---- Information provided
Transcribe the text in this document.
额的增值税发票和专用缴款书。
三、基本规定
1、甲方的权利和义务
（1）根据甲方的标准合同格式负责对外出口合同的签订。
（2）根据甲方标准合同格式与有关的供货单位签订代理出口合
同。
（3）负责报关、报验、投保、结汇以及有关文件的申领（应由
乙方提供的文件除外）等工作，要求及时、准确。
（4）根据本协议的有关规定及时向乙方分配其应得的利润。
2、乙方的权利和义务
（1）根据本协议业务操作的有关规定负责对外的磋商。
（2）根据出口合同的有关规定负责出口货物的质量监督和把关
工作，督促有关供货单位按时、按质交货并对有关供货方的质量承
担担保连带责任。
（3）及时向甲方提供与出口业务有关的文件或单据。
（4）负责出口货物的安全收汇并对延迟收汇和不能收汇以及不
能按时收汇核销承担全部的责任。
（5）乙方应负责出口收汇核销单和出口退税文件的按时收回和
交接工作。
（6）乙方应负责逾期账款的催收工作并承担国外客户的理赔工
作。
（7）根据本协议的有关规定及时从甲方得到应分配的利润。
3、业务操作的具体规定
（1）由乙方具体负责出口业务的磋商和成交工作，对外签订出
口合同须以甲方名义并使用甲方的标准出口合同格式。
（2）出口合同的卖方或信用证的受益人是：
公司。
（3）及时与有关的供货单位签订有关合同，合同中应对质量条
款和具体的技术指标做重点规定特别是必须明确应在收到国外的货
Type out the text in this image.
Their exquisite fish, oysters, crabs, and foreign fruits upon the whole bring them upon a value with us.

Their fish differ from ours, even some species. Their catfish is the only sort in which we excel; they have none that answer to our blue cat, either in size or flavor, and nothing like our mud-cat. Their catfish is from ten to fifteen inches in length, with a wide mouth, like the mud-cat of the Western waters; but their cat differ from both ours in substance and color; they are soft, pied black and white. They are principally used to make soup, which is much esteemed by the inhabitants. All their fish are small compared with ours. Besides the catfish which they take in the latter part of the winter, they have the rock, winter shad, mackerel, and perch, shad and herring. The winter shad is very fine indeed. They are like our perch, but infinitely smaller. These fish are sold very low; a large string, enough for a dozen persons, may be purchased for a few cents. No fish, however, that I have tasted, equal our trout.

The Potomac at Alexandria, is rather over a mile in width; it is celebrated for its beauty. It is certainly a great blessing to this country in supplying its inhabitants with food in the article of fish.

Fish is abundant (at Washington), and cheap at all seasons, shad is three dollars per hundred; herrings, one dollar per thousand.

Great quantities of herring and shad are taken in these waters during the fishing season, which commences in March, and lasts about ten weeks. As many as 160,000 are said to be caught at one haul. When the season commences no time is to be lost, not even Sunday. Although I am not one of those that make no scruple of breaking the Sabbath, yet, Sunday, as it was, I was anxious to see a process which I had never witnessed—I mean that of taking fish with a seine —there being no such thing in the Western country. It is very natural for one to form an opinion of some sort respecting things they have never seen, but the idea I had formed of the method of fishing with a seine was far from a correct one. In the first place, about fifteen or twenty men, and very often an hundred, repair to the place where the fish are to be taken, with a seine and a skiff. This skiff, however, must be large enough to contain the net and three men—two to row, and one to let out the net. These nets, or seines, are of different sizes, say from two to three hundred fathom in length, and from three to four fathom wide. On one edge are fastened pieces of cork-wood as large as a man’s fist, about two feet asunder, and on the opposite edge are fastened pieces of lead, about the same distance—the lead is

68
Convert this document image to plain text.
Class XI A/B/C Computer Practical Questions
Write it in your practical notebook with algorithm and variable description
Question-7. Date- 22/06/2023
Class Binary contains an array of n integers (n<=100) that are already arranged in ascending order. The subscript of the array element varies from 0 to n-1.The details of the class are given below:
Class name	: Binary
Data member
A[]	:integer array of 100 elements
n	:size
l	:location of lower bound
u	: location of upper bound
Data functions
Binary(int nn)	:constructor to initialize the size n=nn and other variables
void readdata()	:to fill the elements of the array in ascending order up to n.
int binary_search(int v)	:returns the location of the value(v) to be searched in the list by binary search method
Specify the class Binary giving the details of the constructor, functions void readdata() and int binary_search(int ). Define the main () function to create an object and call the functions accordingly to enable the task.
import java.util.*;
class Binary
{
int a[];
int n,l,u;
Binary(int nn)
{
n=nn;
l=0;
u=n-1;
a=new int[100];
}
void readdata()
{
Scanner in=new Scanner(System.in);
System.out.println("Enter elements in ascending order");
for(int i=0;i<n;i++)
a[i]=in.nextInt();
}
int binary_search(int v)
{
--------
> [Requirements]: The listing above must be transcribed exactly, line by line.

> [Result for this exercise]:
Transcribe the text in this document.
额的增值税发票和专用缴款书。
三、基本规定
1、甲方的权利和义务
（1）根据甲方的标准合同格式负责对外出口合同的签订。
（2）根据甲方标准合同格式与有关的供货单位签订代理出口合
同。
（3）负责报关、报验、投保、结汇以及有关文件的申领（应由
乙方提供的文件除外）等工作，要求及时、准确。
（4）根据本协议的有关规定及时向乙方分配其应得的利润。
2、乙方的权利和义务
（1）根据本协议业务操作的有关规定负责对外的磋商。
（2）根据出口合同的有关规定负责出口货物的质量监督和把关
工作，督促有关供货单位按时、按质交货并对有关供货方的质量承
担担保连带责任。
（3）及时向甲方提供与出口业务有关的文件或单据。
（4）负责出口货物的安全收汇并对延迟收汇和不能收汇以及不
能按时收汇核销承担全部的责任。
（5）乙方应负责出口收汇核销单和出口退税文件的按时收回和
交接工作。
（6）乙方应负责逾期账款的催收工作并承担国外客户的理赔工
作。
（7）根据本协议的有关规定及时从甲方得到应分配的利润。
3、业务操作的具体规定
（1）由乙方具体负责出口业务的磋商和成交工作，对外签订出
口合同须以甲方名义并使用甲方的标准出口合同格式。
（2）出口合同的卖方或信用证的受益人是：
公司。
（3）及时与有关的供货单位签订有关合同，合同中应对质量条
款和具体的技术指标做重点规定特别是必须明确应在收到国外的货
Type out the text in this image.
Their exquisite fish, oysters, crabs, and foreign fruits upon the whole bring them upon a value with us.

Their fish differ from ours, even some species. Their catfish is the only sort in which we excel; they have none that answer to our blue cat, either in size or flavor, and nothing like our mud-cat. Their catfish is from ten to fifteen inches in length, with a wide mouth, like the mud-cat of the Western waters; but their cat differ from both ours in substance and color; they are soft, pied black and white. They are principally used to make soup, which is much esteemed by the inhabitants. All their fish are small compared with ours. Besides the catfish which they take in the latter part of the winter, they have the rock, winter shad, mackerel, and perch, shad and herring. The winter shad is very fine indeed. They are like our perch, but infinitely smaller. These fish are sold very low; a large string, enough for a dozen persons, may be purchased for a few cents. No fish, however, that I have tasted, equal our trout.

The Potomac at Alexandria, is rather over a mile in width; it is celebrated for its beauty. It is certainly a great blessing to this country in supplying its inhabitants with food in the article of fish.

Fish is abundant (at Washington), and cheap at all seasons, shad is three dollars per hundred; herrings, one dollar per thousand.

Great quantities of herring and shad are taken in these waters during the fishing season, which commences in March, and lasts about ten weeks. As many as 160,000 are said to be caught at one haul. When the season commences no time is to be lost, not even Sunday. Although I am not one of those that make no scruple of breaking the Sabbath, yet, Sunday, as it was, I was anxious to see a process which I had never witnessed—I mean that of taking fish with a seine —there being no such thing in the Western country. It is very natural for one to form an opinion of some sort respecting things they have never seen, but the idea I had formed of the method of fishing with a seine was far from a correct one. In the first place, about fifteen or twenty men, and very often an hundred, repair to the place where the fish are to be taken, with a seine and a skiff. This skiff, however, must be large enough to contain the net and three men—two to row, and one to let out the net. These nets, or seines, are of different sizes, say from two to three hundred fathom in length, and from three to four fathom wide. On one edge are fastened pieces of cork-wood as large as a man’s fist, about two feet asunder, and on the opposite edge are fastened pieces of lead, about the same distance—the lead is

68
Convert this document image to plain text.
Class XI A/B/C Computer Practical Questions
Write it in your practical notebook with algorithm and variable description
Question-7. Date- 22/06/2023
Class Binary contains an array of n integers (n<=100) that are already arranged in ascending order. The subscript of the array element varies from 0 to n-1.The details of the class are given below:
Class name	: Binary
Data member
A[]	:integer array of 100 elements
n	:size
l	:location of lower bound
u	: location of upper bound
Data functions
Binary(int nn)	:constructor to initialize the size n=nn and other variables
void readdata()	:to fill the elements of the array in ascending order up to n.
int binary_search(int v)	:returns the location of the value(v) to be searched in the list by binary search method
Specify the class Binary giving the details of the constructor, functions void readdata() and int binary_search(int ). Define the main () function to create an object and call the functions accordingly to enable the task.
import java.util.*;
class Binary
{
int a[];
int n,l,u;
Binary(int nn)
{
n=nn;
l=0;
u=n-1;
a=new int[100];
}
void readdata()
{
Scanner in=new Scanner(System.in);
System.out.println("Enter elements in ascending order");
for(int i=0;i<n;i++)
a[i]=in.nextInt();
}
int binary_search(int v)
{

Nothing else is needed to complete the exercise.